Provided records:
####################

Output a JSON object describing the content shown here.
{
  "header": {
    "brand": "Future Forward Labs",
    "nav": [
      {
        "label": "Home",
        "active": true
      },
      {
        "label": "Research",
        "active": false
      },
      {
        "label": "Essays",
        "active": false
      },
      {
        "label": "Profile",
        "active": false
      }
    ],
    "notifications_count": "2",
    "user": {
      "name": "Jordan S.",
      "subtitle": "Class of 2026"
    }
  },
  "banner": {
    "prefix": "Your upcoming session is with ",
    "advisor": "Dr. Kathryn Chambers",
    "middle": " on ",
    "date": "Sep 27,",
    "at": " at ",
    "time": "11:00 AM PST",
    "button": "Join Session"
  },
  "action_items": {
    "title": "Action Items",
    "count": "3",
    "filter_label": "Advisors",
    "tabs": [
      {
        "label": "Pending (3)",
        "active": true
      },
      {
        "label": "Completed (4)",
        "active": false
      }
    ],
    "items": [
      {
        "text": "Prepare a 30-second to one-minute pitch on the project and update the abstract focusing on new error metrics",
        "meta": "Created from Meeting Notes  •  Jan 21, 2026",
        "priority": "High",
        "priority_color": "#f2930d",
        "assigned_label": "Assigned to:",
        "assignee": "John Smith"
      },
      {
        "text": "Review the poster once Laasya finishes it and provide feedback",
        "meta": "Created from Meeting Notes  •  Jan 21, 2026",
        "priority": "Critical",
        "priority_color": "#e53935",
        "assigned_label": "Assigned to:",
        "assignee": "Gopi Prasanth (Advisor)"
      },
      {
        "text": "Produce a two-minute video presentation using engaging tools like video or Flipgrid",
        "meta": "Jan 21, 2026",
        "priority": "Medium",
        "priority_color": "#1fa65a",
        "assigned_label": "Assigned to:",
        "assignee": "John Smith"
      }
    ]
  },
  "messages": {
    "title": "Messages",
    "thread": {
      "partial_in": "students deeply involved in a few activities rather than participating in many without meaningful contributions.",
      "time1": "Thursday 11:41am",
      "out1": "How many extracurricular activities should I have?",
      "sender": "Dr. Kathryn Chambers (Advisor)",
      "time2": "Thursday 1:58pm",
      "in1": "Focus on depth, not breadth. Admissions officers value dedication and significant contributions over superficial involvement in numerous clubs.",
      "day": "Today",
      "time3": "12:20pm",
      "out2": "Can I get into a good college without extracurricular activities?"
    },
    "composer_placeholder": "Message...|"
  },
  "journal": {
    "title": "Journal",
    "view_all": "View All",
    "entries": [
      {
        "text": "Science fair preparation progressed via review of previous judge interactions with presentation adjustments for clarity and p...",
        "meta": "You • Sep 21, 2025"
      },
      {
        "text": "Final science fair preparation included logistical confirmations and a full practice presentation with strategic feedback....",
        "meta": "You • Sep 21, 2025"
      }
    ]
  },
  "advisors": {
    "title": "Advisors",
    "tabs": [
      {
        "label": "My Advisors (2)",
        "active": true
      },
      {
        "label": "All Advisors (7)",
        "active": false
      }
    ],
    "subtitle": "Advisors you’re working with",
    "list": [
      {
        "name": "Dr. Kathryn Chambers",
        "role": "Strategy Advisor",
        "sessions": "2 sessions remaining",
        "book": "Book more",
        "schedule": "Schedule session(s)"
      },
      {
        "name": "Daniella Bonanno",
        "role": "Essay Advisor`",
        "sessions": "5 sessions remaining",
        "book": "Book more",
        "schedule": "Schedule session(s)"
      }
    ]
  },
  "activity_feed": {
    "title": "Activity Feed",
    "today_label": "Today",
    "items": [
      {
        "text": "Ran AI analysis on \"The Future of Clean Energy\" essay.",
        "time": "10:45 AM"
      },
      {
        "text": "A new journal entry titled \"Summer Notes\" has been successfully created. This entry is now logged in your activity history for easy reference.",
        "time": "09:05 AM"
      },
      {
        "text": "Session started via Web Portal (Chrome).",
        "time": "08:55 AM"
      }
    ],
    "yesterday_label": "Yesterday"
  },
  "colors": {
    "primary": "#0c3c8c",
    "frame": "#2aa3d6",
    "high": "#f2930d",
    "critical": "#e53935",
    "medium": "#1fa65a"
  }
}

####################

Prompt: Each line in the entries above that includes the string "sessions" should be extracted.

Written answer:
        "sessions": "2 sessions remaining",
        "sessions": "5 sessions remaining",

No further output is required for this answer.